Items from a dataset
•••

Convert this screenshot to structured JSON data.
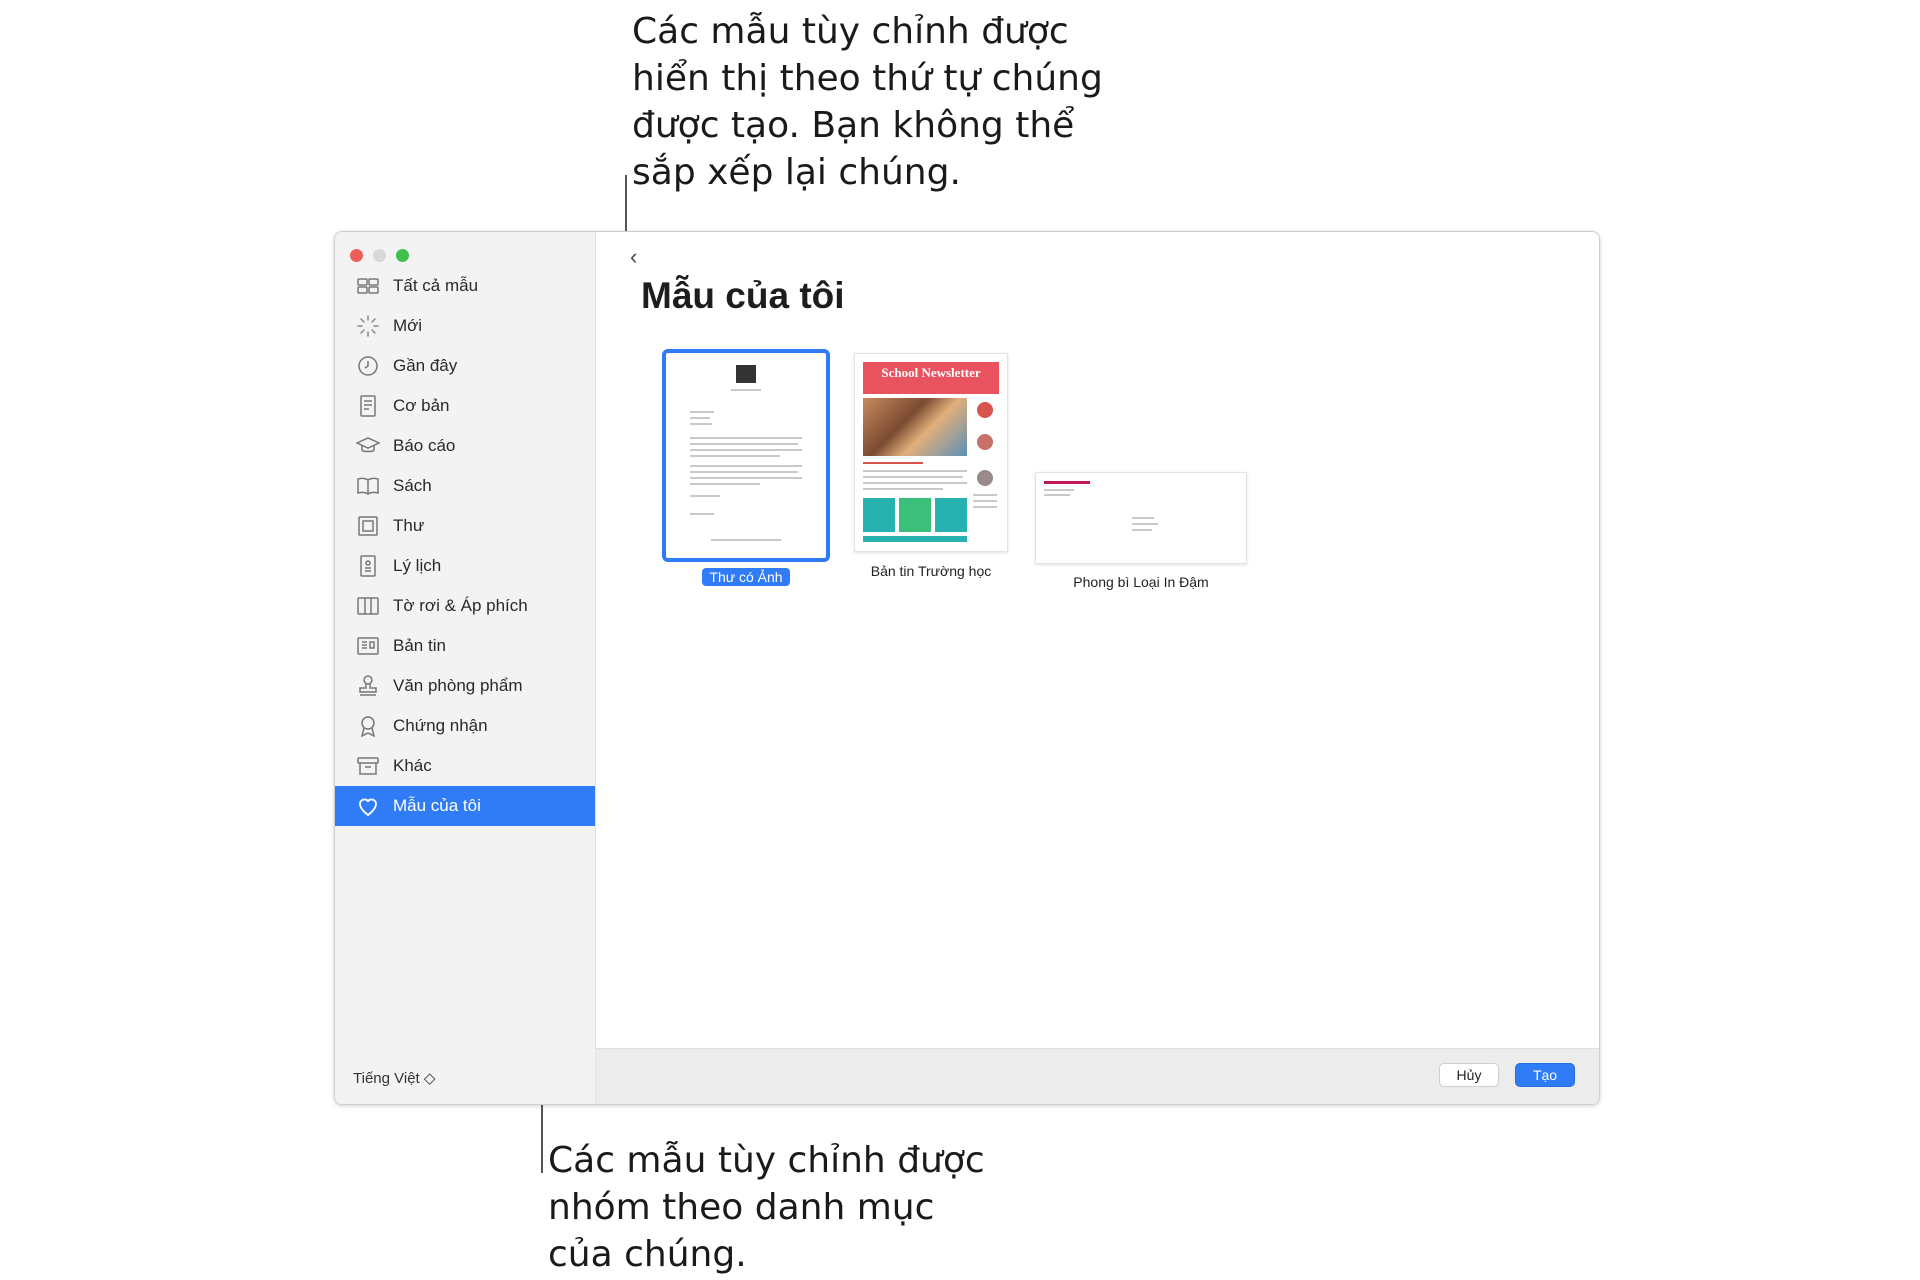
{
  "callouts": {
    "top": "Các mẫu tùy chỉnh được\nhiển thị theo thứ tự chúng\nđược tạo. Bạn không thể\nsắp xếp lại chúng.",
    "bottom": "Các mẫu tùy chỉnh được\nnhóm theo danh mục\ncủa chúng."
  },
  "sidebar": {
    "items": [
      {
        "label": "Tất cả mẫu",
        "icon": "grid-icon"
      },
      {
        "label": "Mới",
        "icon": "sparkle-icon"
      },
      {
        "label": "Gần đây",
        "icon": "clock-icon"
      },
      {
        "label": "Cơ bản",
        "icon": "document-icon"
      },
      {
        "label": "Báo cáo",
        "icon": "graduation-cap-icon"
      },
      {
        "label": "Sách",
        "icon": "book-icon"
      },
      {
        "label": "Thư",
        "icon": "letter-icon"
      },
      {
        "label": "Lý lịch",
        "icon": "resume-icon"
      },
      {
        "label": "Tờ rơi & Áp phích",
        "icon": "flyer-icon"
      },
      {
        "label": "Bản tin",
        "icon": "newsletter-icon"
      },
      {
        "label": "Văn phòng phẩm",
        "icon": "stamp-icon"
      },
      {
        "label": "Chứng nhận",
        "icon": "ribbon-icon"
      },
      {
        "label": "Khác",
        "icon": "archive-box-icon"
      },
      {
        "label": "Mẫu của tôi",
        "icon": "heart-icon",
        "selected": true
      }
    ],
    "language": "Tiếng Việt ◇"
  },
  "main": {
    "back": "‹",
    "title": "Mẫu của tôi",
    "templates": [
      {
        "label": "Thư có Ảnh",
        "selected": true
      },
      {
        "label": "Bản tin Trường học"
      },
      {
        "label": "Phong bì Loại In Đậm"
      }
    ],
    "newsletter_heading": "School Newsletter"
  },
  "footer": {
    "cancel": "Hủy",
    "create": "Tạo"
  },
  "colors": {
    "accent": "#2f7cf6",
    "sidebar_bg": "#f3f3f3",
    "newsletter_red": "#e8535f",
    "newsletter_teal": "#27b2b0"
  }
}
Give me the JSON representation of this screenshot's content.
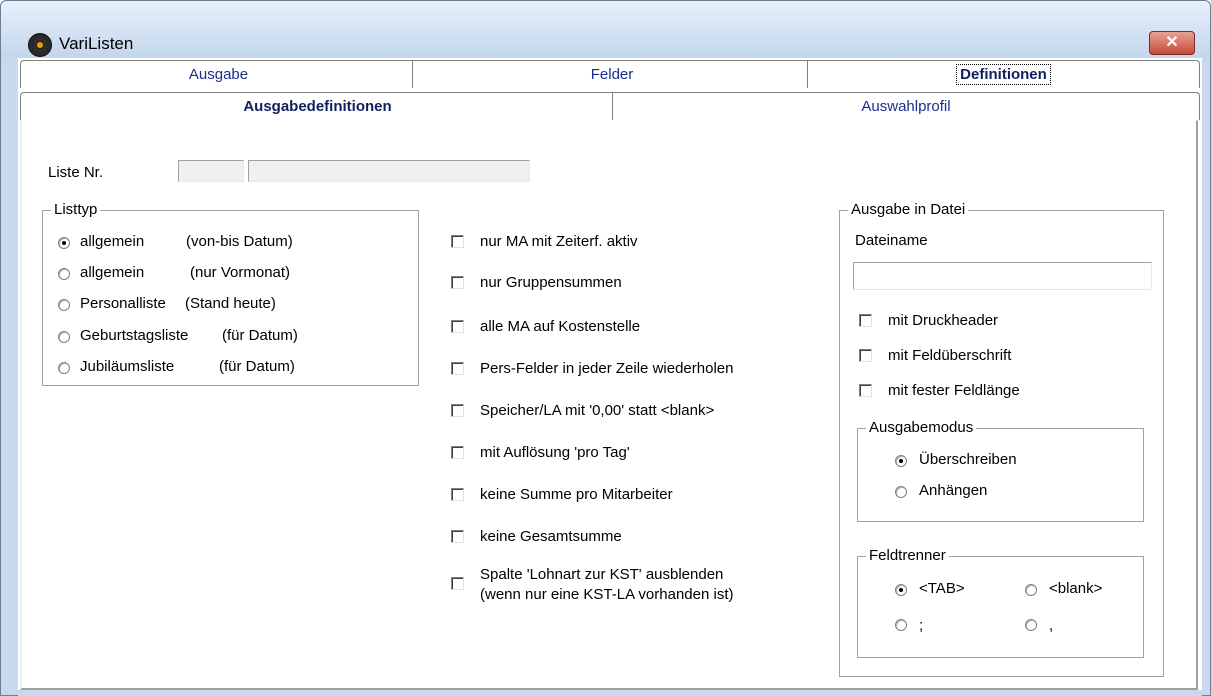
{
  "window": {
    "title": "VariListen",
    "close_glyph": "✕"
  },
  "tabs_top": [
    "Ausgabe",
    "Felder",
    "Definitionen"
  ],
  "tabs_second": [
    "Ausgabedefinitionen",
    "Auswahlprofil"
  ],
  "liste": {
    "label": "Liste Nr.",
    "number": "",
    "name": ""
  },
  "listtyp": {
    "title": "Listtyp",
    "options": [
      {
        "name": "allgemein",
        "hint": "(von-bis Datum)",
        "selected": true
      },
      {
        "name": "allgemein",
        "hint": "(nur Vormonat)",
        "selected": false
      },
      {
        "name": "Personalliste",
        "hint": "(Stand heute)",
        "selected": false
      },
      {
        "name": "Geburtstagsliste",
        "hint": "(für Datum)",
        "selected": false
      },
      {
        "name": "Jubiläumsliste",
        "hint": "(für Datum)",
        "selected": false
      }
    ]
  },
  "options": [
    "nur MA mit Zeiterf. aktiv",
    "nur Gruppensummen",
    "alle MA auf Kostenstelle",
    "Pers-Felder in jeder Zeile wiederholen",
    "Speicher/LA mit '0,00' statt <blank>",
    "mit Auflösung 'pro Tag'",
    "keine Summe pro Mitarbeiter",
    "keine Gesamtsumme",
    "Spalte 'Lohnart zur KST' ausblenden",
    "(wenn nur eine KST-LA vorhanden ist)"
  ],
  "ausgabe_datei": {
    "title": "Ausgabe in Datei",
    "dateiname_label": "Dateiname",
    "dateiname_value": "",
    "checks": [
      "mit Druckheader",
      "mit Feldüberschrift",
      "mit fester Feldlänge"
    ],
    "modus": {
      "title": "Ausgabemodus",
      "options": [
        "Überschreiben",
        "Anhängen"
      ],
      "selected": 0
    },
    "trenner": {
      "title": "Feldtrenner",
      "options": [
        "<TAB>",
        "<blank>",
        ";",
        ","
      ],
      "selected": 0
    }
  }
}
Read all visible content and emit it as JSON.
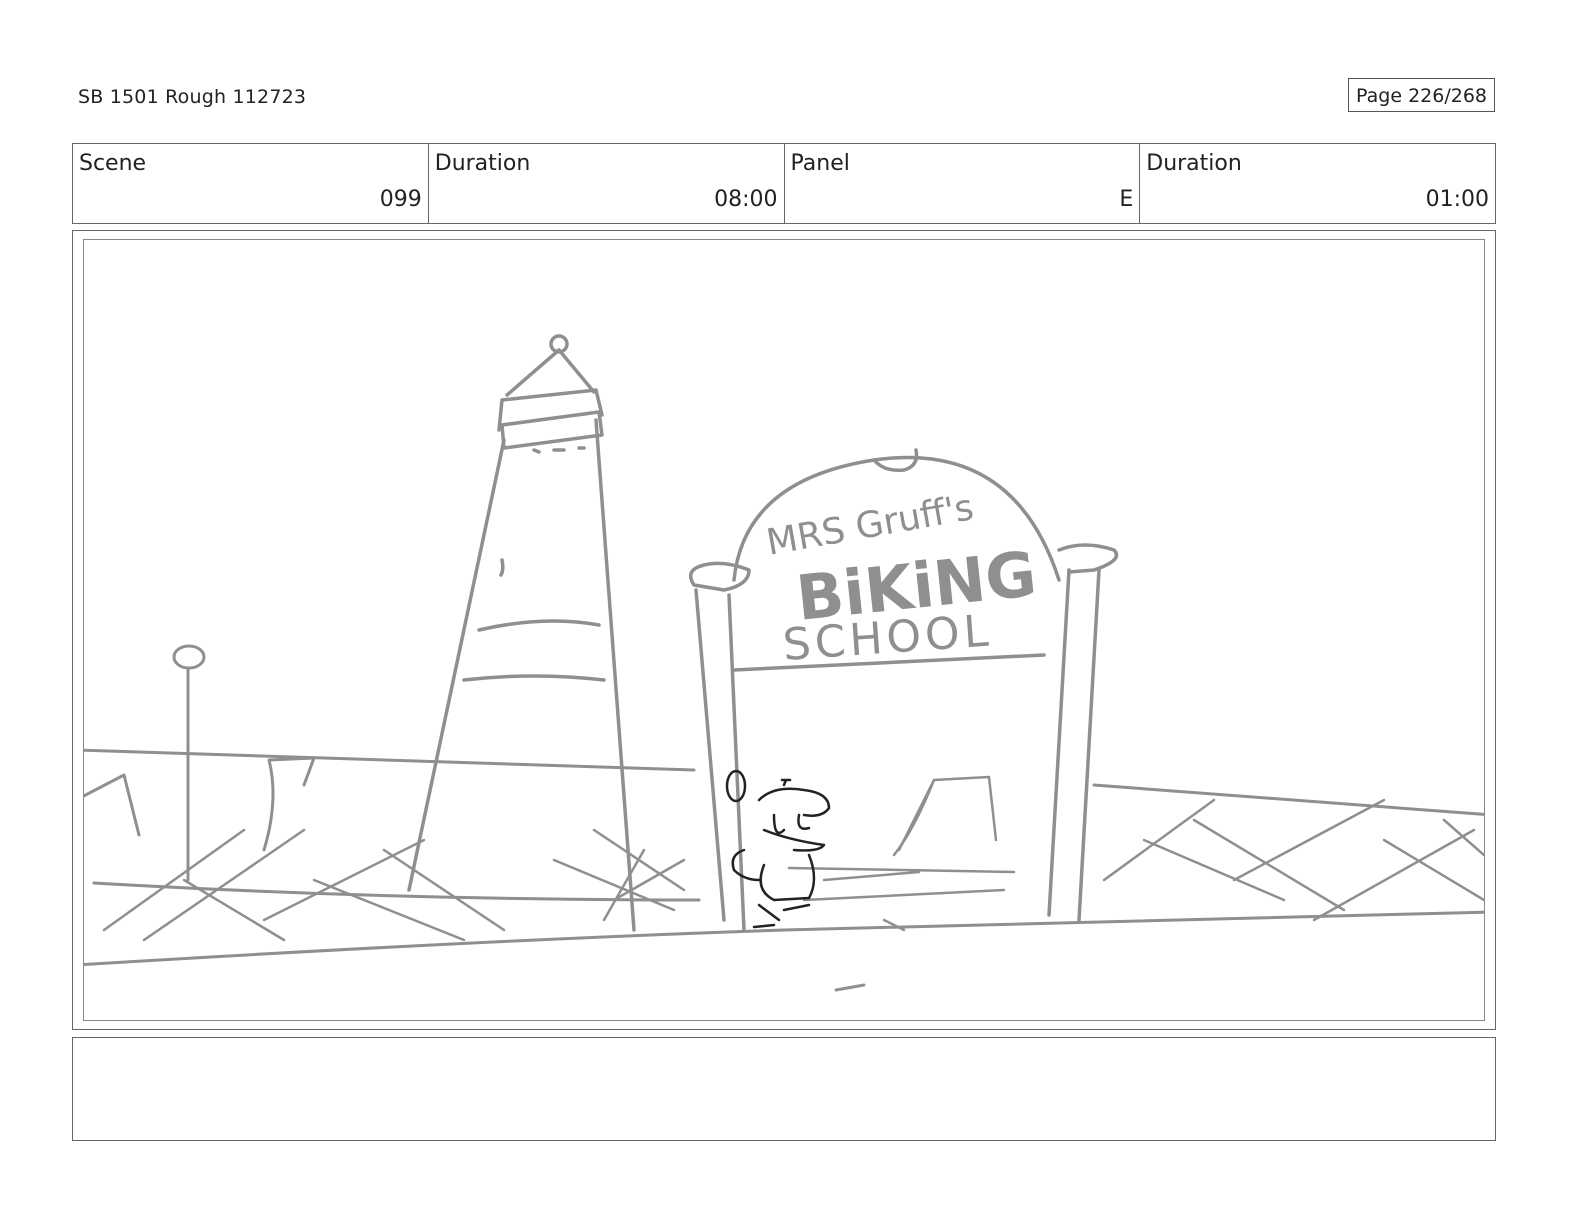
{
  "header": {
    "title": "SB 1501 Rough 112723",
    "page": "Page 226/268"
  },
  "info": {
    "scene_label": "Scene",
    "scene_value": "099",
    "scene_duration_label": "Duration",
    "scene_duration_value": "08:00",
    "panel_label": "Panel",
    "panel_value": "E",
    "panel_duration_label": "Duration",
    "panel_duration_value": "01:00"
  },
  "panel": {
    "sign_line1": "MRS Gruff's",
    "sign_line2": "BiKiNG",
    "sign_line3": "SCHOOL",
    "sketch_color": "#8f8f8f"
  },
  "notes": {
    "text": ""
  }
}
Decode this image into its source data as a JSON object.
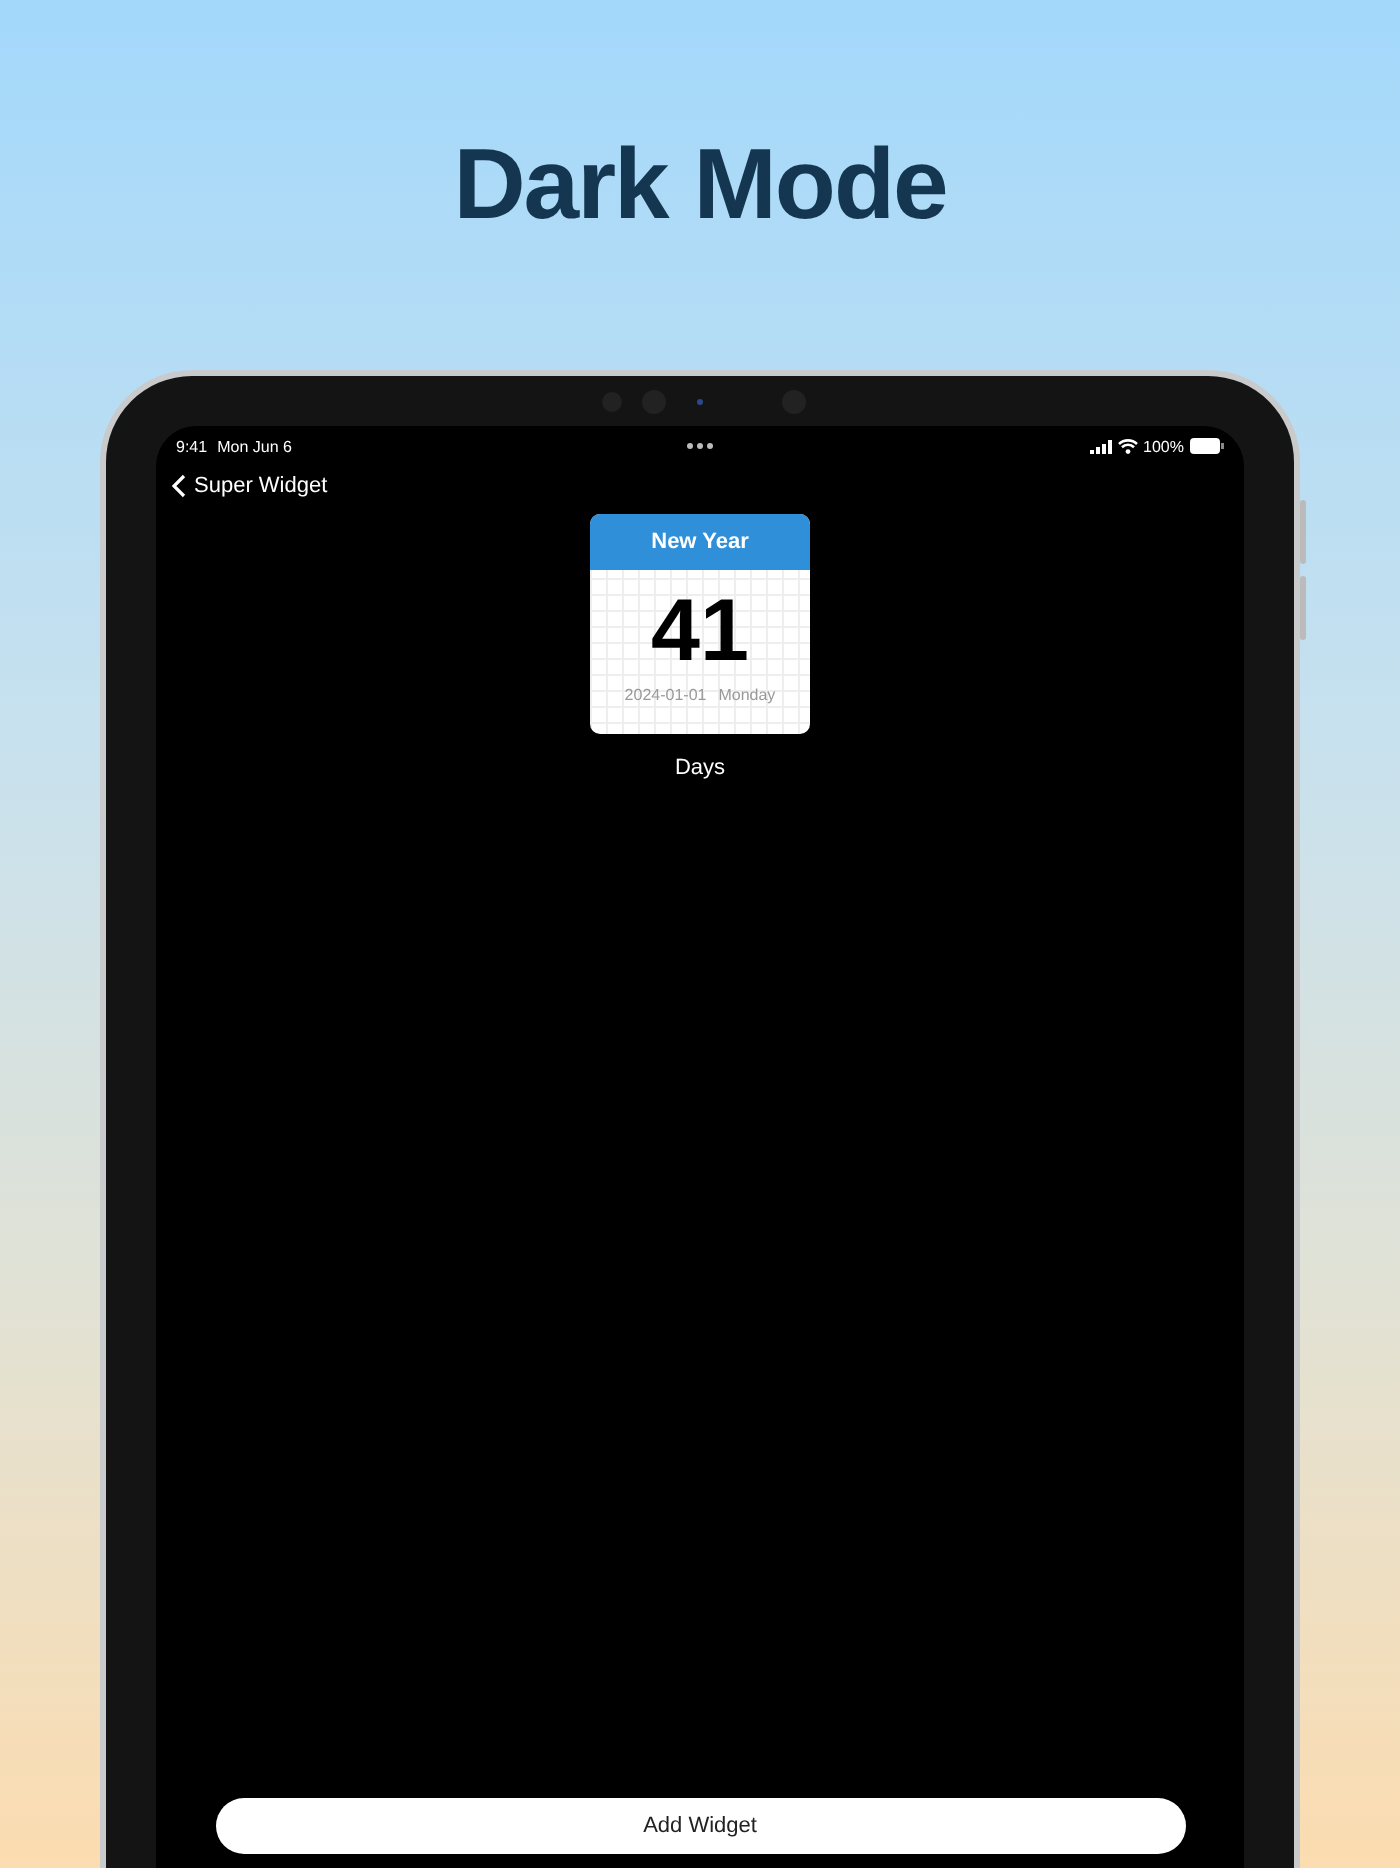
{
  "headline": "Dark Mode",
  "status_bar": {
    "time": "9:41",
    "date": "Mon Jun 6",
    "battery": "100%"
  },
  "nav": {
    "back_label": "Super Widget"
  },
  "widget": {
    "title": "New Year",
    "count": "41",
    "date": "2024-01-01",
    "weekday": "Monday",
    "caption": "Days"
  },
  "button": {
    "label": "Add Widget"
  }
}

•••

#### WRITTEN TASK:
Output the line that contains "Read all visible content and emit it as JSON." and every subsequent line through the end of the entries, exactly as given, without pictures.

#### RESPONSE BELOW:
Read all visible content and emit it as JSON.
{
  "header": {
    "title": "SB 1501 Rough 112723",
    "page": "Page 226/268"
  },
  "info": {
    "scene_label": "Scene",
    "scene_value": "099",
    "scene_duration_label": "Duration",
    "scene_duration_value": "08:00",
    "panel_label": "Panel",
    "panel_value": "E",
    "panel_duration_label": "Duration",
    "panel_duration_value": "01:00"
  },
  "panel": {
    "sign_line1": "MRS Gruff's",
    "sign_line2": "BiKiNG",
    "sign_line3": "SCHOOL",
    "sketch_color": "#8f8f8f"
  },
  "notes": {
    "text": ""
  }
}
Decode this image into its source data as a JSON object.
{
  "headline": "Dark Mode",
  "status_bar": {
    "time": "9:41",
    "date": "Mon Jun 6",
    "battery": "100%"
  },
  "nav": {
    "back_label": "Super Widget"
  },
  "widget": {
    "title": "New Year",
    "count": "41",
    "date": "2024-01-01",
    "weekday": "Monday",
    "caption": "Days"
  },
  "button": {
    "label": "Add Widget"
  }
}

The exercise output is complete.